* **WHAT YOU WILL DO**
In the entries that follow, find each line with the word "metals" and copy it.

* **MATERIAL SHOWN**

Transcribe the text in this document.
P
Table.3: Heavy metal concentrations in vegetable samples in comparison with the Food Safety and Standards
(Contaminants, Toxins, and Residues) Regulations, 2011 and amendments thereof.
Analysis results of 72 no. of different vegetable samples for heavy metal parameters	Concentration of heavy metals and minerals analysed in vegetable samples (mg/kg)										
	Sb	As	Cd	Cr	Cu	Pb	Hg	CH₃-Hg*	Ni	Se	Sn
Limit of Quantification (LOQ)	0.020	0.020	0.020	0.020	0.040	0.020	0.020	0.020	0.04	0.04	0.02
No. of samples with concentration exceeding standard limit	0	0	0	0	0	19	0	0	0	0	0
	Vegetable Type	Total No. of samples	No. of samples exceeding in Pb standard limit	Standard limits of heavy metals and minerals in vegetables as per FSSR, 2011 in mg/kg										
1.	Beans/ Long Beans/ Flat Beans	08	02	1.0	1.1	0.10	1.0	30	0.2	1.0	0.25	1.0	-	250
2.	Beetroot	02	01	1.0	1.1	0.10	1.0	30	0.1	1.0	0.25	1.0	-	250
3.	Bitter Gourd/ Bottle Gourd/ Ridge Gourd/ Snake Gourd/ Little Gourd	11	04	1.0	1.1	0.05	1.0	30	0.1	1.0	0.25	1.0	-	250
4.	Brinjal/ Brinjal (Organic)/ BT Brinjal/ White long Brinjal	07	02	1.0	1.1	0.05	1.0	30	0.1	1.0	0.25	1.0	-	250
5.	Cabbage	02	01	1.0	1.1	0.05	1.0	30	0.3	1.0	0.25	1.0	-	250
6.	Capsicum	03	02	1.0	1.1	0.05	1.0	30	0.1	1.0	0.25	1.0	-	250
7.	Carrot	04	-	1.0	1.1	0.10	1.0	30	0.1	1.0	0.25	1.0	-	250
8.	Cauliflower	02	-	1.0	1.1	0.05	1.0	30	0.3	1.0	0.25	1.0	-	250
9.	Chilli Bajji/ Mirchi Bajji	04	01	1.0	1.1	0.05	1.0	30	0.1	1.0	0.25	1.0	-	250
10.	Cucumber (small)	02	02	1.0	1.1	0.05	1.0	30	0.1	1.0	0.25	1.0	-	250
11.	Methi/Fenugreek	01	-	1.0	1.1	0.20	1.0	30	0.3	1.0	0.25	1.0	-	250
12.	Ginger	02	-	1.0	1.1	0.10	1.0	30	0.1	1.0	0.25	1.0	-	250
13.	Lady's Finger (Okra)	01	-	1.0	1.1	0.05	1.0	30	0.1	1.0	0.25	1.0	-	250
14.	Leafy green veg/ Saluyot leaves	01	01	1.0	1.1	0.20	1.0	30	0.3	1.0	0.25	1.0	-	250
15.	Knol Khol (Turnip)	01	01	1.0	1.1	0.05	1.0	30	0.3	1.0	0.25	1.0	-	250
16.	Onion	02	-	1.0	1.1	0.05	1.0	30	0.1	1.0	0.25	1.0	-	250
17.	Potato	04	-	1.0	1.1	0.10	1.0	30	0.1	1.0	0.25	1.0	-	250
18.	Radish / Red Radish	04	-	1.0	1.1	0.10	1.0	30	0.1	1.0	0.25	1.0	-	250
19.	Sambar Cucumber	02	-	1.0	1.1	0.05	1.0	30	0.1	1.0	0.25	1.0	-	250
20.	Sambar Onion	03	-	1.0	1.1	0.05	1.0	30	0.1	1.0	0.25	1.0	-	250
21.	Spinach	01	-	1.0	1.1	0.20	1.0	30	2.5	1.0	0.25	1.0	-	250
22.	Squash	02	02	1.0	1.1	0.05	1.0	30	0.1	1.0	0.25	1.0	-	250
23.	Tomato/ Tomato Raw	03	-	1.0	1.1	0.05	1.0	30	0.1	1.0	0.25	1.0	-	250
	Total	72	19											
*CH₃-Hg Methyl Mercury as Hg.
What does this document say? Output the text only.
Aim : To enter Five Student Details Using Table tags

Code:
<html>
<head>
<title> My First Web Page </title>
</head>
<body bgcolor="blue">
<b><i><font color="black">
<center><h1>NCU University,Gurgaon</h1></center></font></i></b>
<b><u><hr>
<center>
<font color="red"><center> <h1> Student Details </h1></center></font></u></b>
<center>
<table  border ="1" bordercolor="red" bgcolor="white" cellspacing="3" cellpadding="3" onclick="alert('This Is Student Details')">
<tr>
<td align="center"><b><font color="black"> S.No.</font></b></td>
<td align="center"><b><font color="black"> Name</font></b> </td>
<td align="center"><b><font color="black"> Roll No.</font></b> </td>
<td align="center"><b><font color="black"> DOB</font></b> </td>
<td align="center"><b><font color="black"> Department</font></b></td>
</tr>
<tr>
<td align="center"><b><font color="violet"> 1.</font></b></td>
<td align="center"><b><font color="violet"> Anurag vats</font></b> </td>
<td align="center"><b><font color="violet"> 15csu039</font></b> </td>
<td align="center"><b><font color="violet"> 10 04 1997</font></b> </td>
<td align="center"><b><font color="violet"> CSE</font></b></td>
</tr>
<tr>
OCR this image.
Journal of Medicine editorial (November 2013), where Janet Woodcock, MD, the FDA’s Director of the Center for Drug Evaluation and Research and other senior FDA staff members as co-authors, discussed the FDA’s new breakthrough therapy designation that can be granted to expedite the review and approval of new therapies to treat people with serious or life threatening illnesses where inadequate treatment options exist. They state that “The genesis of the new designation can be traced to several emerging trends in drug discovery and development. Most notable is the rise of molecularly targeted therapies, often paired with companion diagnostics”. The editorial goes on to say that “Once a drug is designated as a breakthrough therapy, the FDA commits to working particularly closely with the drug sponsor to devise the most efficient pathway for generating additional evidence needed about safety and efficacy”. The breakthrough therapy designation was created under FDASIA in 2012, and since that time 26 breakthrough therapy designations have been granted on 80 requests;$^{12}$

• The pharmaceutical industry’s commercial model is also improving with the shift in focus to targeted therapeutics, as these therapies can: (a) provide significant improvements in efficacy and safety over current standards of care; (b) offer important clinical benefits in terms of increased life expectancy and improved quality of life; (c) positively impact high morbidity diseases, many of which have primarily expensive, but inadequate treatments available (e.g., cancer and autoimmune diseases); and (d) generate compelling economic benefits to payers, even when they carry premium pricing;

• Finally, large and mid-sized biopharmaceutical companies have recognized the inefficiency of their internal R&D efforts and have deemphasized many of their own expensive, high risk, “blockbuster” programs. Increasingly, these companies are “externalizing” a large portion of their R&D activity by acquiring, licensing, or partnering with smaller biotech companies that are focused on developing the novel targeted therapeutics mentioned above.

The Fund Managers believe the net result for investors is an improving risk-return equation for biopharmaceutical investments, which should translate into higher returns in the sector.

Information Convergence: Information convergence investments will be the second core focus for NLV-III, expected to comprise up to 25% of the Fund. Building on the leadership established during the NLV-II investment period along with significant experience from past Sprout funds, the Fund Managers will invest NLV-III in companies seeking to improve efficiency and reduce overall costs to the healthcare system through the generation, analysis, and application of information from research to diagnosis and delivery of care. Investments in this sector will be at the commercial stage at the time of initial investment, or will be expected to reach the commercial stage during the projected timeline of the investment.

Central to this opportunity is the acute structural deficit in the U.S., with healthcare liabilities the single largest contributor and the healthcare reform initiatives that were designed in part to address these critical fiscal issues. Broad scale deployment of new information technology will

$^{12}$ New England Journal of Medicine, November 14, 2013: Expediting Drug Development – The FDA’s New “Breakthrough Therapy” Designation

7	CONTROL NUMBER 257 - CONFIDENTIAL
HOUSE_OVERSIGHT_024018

* **ANSWER SPACE**
Analysis results of 72 no. of different vegetable samples for heavy metal parameters	Concentration of heavy metals and minerals analysed in vegetable samples (mg/kg)										
	Vegetable Type	Total No. of samples	No. of samples exceeding in Pb standard limit	Standard limits of heavy metals and minerals in vegetables as per FSSR, 2011 in mg/kg										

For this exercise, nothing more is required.